■ Given request ■
Transcribe all of the records word for word, but omit the pictures.

■ Records for the task ■
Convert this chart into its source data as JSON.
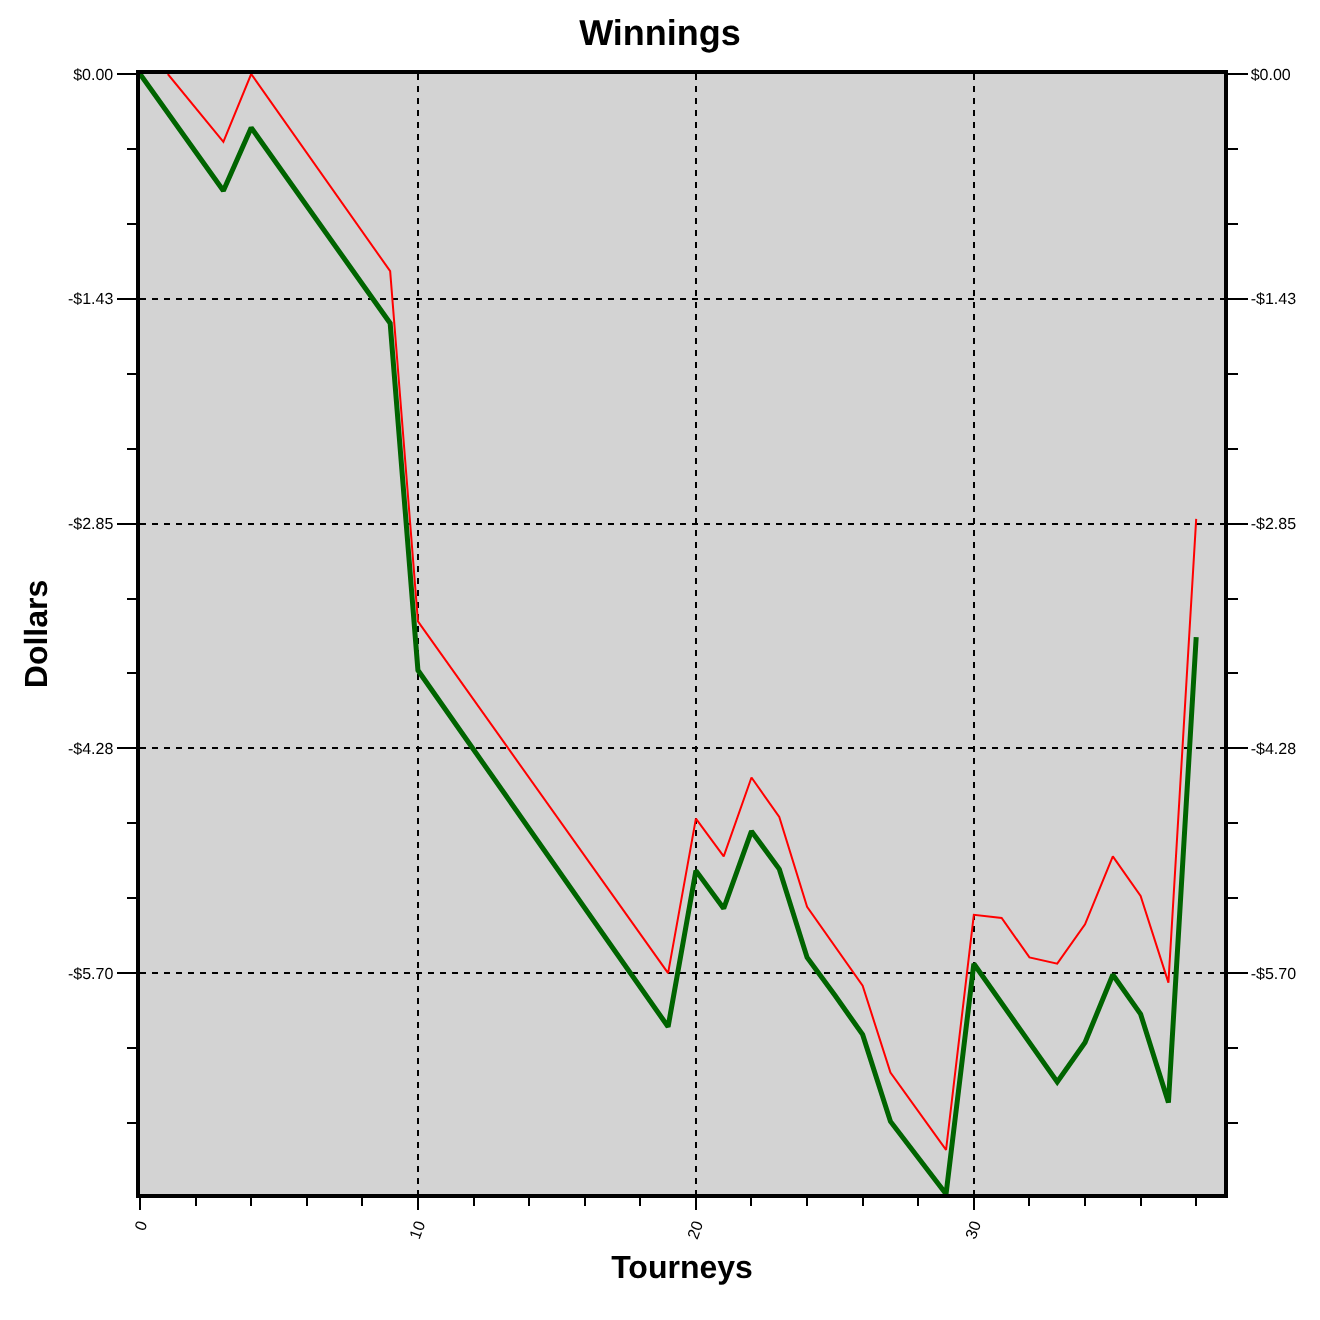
{
  "chart_data": {
    "type": "line",
    "title": "Winnings",
    "xlabel": "Tourneys",
    "ylabel": "Dollars",
    "xlim": [
      0,
      39
    ],
    "xticks": [
      0,
      10,
      20,
      30
    ],
    "ylim": [
      -7.1,
      0
    ],
    "yticks": [
      {
        "value": 0,
        "label": "$0.00"
      },
      {
        "value": -1.425,
        "label": "-$1.43"
      },
      {
        "value": -2.85,
        "label": "-$2.85"
      },
      {
        "value": -4.275,
        "label": "-$4.28"
      },
      {
        "value": -5.7,
        "label": "-$5.70"
      }
    ],
    "y2lim": [
      -7.1,
      0
    ],
    "y2ticks": [
      {
        "value": 0,
        "label": "$0.00"
      },
      {
        "value": -1.425,
        "label": "-$1.43"
      },
      {
        "value": -2.85,
        "label": "-$2.85"
      },
      {
        "value": -4.275,
        "label": "-$4.28"
      },
      {
        "value": -5.7,
        "label": "-$5.70"
      }
    ],
    "grid": true,
    "line_style": "solid",
    "series": [
      {
        "color": "#ff0000",
        "x": [
          1,
          3,
          4,
          9,
          10,
          19,
          20,
          21,
          22,
          23,
          24,
          26,
          27,
          29,
          30,
          31,
          32,
          33,
          34,
          35,
          36,
          37,
          38
        ],
        "values": [
          0,
          -0.43,
          0,
          -1.25,
          -3.47,
          -5.7,
          -4.72,
          -4.96,
          -4.46,
          -4.71,
          -5.28,
          -5.78,
          -6.33,
          -6.82,
          -5.33,
          -5.35,
          -5.6,
          -5.64,
          -5.39,
          -4.96,
          -5.21,
          -5.76,
          -2.82
        ]
      },
      {
        "color": "#006400",
        "x": [
          0,
          3,
          4,
          9,
          10,
          19,
          20,
          21,
          22,
          23,
          24,
          25,
          26,
          27,
          29,
          30,
          33,
          34,
          35,
          36,
          37,
          38
        ],
        "values": [
          0,
          -0.74,
          -0.34,
          -1.58,
          -3.78,
          -6.04,
          -5.05,
          -5.29,
          -4.8,
          -5.04,
          -5.6,
          -5.84,
          -6.09,
          -6.64,
          -7.1,
          -5.64,
          -6.39,
          -6.14,
          -5.71,
          -5.96,
          -6.52,
          -3.57
        ]
      }
    ]
  }
}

■ Exercise solution ■
Convert this chart into its source data as JSON.
{
  "chart_data": {
    "type": "line",
    "title": "Winnings",
    "xlabel": "Tourneys",
    "ylabel": "Dollars",
    "xlim": [
      0,
      39
    ],
    "xticks": [
      0,
      10,
      20,
      30
    ],
    "ylim": [
      -7.1,
      0
    ],
    "yticks": [
      {
        "value": 0,
        "label": "$0.00"
      },
      {
        "value": -1.425,
        "label": "-$1.43"
      },
      {
        "value": -2.85,
        "label": "-$2.85"
      },
      {
        "value": -4.275,
        "label": "-$4.28"
      },
      {
        "value": -5.7,
        "label": "-$5.70"
      }
    ],
    "y2lim": [
      -7.1,
      0
    ],
    "y2ticks": [
      {
        "value": 0,
        "label": "$0.00"
      },
      {
        "value": -1.425,
        "label": "-$1.43"
      },
      {
        "value": -2.85,
        "label": "-$2.85"
      },
      {
        "value": -4.275,
        "label": "-$4.28"
      },
      {
        "value": -5.7,
        "label": "-$5.70"
      }
    ],
    "grid": true,
    "line_style": "solid",
    "series": [
      {
        "color": "#ff0000",
        "x": [
          1,
          3,
          4,
          9,
          10,
          19,
          20,
          21,
          22,
          23,
          24,
          26,
          27,
          29,
          30,
          31,
          32,
          33,
          34,
          35,
          36,
          37,
          38
        ],
        "values": [
          0,
          -0.43,
          0,
          -1.25,
          -3.47,
          -5.7,
          -4.72,
          -4.96,
          -4.46,
          -4.71,
          -5.28,
          -5.78,
          -6.33,
          -6.82,
          -5.33,
          -5.35,
          -5.6,
          -5.64,
          -5.39,
          -4.96,
          -5.21,
          -5.76,
          -2.82
        ]
      },
      {
        "color": "#006400",
        "x": [
          0,
          3,
          4,
          9,
          10,
          19,
          20,
          21,
          22,
          23,
          24,
          25,
          26,
          27,
          29,
          30,
          33,
          34,
          35,
          36,
          37,
          38
        ],
        "values": [
          0,
          -0.74,
          -0.34,
          -1.58,
          -3.78,
          -6.04,
          -5.05,
          -5.29,
          -4.8,
          -5.04,
          -5.6,
          -5.84,
          -6.09,
          -6.64,
          -7.1,
          -5.64,
          -6.39,
          -6.14,
          -5.71,
          -5.96,
          -6.52,
          -3.57
        ]
      }
    ]
  }
}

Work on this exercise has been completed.